--- Start Dataset rows ---

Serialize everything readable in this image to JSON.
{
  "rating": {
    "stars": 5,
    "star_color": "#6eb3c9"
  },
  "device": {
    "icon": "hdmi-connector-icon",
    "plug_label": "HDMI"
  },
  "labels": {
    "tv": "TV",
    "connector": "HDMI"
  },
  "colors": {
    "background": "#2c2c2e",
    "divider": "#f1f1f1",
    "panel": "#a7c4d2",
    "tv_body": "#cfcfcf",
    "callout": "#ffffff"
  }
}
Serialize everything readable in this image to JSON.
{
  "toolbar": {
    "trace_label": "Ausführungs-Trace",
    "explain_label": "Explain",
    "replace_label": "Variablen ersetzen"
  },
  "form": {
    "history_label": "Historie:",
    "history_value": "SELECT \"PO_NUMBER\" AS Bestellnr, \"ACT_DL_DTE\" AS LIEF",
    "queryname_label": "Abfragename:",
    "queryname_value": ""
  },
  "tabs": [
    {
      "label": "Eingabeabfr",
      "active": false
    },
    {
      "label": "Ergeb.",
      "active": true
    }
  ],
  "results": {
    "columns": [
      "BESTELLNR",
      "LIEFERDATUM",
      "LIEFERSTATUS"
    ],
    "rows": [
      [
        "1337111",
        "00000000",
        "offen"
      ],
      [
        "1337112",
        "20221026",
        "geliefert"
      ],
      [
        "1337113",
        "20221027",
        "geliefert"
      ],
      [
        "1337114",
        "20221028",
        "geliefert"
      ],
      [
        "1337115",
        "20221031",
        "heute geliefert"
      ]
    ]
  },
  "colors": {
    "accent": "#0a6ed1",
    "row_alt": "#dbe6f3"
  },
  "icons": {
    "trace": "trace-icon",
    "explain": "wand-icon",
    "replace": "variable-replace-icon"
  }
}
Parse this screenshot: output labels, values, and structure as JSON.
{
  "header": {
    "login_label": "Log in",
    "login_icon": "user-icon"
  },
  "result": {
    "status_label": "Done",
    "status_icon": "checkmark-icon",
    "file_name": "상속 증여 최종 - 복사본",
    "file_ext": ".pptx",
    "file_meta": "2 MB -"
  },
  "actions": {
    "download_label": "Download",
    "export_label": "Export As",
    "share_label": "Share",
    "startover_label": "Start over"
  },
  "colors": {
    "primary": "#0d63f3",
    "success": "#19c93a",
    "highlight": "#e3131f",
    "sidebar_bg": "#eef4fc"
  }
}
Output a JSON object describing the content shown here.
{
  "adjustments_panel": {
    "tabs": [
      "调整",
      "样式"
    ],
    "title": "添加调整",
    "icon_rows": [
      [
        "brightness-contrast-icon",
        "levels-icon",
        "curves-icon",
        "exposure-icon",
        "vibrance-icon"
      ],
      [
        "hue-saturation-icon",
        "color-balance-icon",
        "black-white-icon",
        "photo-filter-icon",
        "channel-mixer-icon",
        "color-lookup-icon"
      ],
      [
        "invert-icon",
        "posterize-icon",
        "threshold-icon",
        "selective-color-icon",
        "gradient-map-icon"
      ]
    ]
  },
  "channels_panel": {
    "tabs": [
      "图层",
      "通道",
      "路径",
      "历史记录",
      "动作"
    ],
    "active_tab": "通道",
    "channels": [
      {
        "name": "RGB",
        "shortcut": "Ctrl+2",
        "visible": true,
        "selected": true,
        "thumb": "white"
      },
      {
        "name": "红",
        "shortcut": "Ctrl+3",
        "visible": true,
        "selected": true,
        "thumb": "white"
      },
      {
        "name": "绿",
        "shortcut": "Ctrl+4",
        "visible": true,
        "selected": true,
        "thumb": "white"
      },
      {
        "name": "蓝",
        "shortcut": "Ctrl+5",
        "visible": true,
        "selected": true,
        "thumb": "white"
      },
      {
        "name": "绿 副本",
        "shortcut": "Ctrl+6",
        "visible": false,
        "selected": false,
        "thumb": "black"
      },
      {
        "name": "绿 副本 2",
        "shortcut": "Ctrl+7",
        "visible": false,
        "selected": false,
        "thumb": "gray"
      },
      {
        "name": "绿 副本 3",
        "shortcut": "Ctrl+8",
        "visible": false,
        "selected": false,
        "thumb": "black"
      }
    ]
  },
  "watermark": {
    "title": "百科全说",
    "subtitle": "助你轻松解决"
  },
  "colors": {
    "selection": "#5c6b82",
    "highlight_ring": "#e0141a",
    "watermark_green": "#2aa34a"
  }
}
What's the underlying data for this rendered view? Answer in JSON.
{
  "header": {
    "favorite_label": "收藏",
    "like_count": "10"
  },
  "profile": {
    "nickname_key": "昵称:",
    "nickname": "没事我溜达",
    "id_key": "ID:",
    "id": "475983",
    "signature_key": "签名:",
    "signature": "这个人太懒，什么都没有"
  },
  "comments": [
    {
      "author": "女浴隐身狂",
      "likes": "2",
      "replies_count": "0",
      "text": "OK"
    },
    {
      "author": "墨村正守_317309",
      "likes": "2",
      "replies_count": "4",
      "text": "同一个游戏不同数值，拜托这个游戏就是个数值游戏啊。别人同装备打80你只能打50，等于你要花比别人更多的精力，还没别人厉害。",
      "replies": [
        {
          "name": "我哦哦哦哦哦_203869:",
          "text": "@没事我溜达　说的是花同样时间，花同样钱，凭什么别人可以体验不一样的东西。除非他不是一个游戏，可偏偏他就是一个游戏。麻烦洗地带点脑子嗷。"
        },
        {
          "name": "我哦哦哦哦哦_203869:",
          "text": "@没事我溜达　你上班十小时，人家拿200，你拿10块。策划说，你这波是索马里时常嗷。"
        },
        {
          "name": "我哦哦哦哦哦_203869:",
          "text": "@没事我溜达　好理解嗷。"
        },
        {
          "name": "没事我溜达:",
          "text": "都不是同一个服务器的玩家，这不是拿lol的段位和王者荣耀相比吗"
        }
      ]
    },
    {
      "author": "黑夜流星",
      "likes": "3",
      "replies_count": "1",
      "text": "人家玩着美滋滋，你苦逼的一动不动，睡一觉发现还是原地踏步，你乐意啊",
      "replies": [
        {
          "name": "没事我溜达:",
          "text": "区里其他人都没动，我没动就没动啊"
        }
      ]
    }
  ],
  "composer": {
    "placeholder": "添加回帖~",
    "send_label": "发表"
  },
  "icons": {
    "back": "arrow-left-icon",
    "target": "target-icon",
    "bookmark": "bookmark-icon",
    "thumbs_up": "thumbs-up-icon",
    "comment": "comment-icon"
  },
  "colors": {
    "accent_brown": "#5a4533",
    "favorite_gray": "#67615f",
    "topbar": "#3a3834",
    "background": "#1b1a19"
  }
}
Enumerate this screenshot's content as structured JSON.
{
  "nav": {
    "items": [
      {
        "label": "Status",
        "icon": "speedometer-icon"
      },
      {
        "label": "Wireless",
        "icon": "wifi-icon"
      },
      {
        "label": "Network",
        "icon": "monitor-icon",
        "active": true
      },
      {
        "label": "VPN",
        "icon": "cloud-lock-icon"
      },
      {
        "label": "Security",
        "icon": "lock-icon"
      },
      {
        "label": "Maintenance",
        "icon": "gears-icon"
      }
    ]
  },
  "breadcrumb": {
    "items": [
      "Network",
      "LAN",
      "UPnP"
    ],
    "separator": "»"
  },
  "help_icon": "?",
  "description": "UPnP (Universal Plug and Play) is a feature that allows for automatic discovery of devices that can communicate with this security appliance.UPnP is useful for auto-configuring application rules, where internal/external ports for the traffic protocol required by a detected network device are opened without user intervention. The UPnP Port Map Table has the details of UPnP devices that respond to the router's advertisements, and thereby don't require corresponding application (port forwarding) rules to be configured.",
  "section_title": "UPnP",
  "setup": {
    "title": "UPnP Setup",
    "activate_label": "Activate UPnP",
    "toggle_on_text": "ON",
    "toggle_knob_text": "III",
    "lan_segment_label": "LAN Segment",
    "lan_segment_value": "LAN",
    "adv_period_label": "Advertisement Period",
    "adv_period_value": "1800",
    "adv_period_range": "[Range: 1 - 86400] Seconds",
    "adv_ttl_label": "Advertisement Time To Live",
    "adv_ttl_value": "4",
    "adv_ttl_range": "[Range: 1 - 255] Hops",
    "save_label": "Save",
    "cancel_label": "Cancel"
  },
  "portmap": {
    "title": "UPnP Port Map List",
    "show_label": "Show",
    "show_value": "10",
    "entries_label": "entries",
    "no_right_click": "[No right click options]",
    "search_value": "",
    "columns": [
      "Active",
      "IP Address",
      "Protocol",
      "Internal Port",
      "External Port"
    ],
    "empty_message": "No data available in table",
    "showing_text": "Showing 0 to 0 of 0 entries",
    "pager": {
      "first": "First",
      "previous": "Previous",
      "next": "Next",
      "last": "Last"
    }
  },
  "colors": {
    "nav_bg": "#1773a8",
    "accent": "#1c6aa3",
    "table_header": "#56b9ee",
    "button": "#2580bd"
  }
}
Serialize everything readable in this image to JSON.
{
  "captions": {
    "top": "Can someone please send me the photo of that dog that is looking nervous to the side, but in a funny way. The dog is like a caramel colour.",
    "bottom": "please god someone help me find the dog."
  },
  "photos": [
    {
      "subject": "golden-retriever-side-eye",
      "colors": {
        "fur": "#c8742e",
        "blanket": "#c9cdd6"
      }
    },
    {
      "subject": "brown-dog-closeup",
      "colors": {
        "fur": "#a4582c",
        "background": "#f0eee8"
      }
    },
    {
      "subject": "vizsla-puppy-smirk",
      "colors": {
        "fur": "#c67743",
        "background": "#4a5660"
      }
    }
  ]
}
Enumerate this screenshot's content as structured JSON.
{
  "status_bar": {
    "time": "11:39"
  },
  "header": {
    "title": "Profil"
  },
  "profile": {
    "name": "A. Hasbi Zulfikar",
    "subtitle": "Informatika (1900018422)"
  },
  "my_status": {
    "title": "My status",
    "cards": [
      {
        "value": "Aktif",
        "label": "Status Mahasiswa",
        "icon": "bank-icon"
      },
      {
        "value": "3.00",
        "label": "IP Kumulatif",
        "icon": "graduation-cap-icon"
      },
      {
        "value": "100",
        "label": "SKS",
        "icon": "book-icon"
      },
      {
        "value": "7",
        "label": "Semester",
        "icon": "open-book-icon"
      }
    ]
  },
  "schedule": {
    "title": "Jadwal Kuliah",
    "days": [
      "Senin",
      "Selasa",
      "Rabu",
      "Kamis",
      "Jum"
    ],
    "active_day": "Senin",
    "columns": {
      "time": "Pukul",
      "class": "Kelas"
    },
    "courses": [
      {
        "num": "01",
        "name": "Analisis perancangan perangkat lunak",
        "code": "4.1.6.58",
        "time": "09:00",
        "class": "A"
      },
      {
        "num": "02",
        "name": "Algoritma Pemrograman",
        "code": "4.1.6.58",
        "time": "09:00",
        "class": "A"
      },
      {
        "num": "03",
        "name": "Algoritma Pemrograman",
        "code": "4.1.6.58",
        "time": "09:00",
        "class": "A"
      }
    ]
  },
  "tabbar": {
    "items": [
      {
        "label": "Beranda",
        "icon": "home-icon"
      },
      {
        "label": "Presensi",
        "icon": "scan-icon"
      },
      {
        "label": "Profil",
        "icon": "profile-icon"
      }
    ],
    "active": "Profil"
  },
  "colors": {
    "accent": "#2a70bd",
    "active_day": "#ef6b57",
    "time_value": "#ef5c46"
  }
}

--- End Dataset rows ---

What to work on ▸ Filter the entries above down to the lines containing the word "shortcut".

Result below ▸
        "shortcut": "Ctrl+2",
        "shortcut": "Ctrl+3",
        "shortcut": "Ctrl+4",
        "shortcut": "Ctrl+5",
        "shortcut": "Ctrl+6",
        "shortcut": "Ctrl+7",
        "shortcut": "Ctrl+8",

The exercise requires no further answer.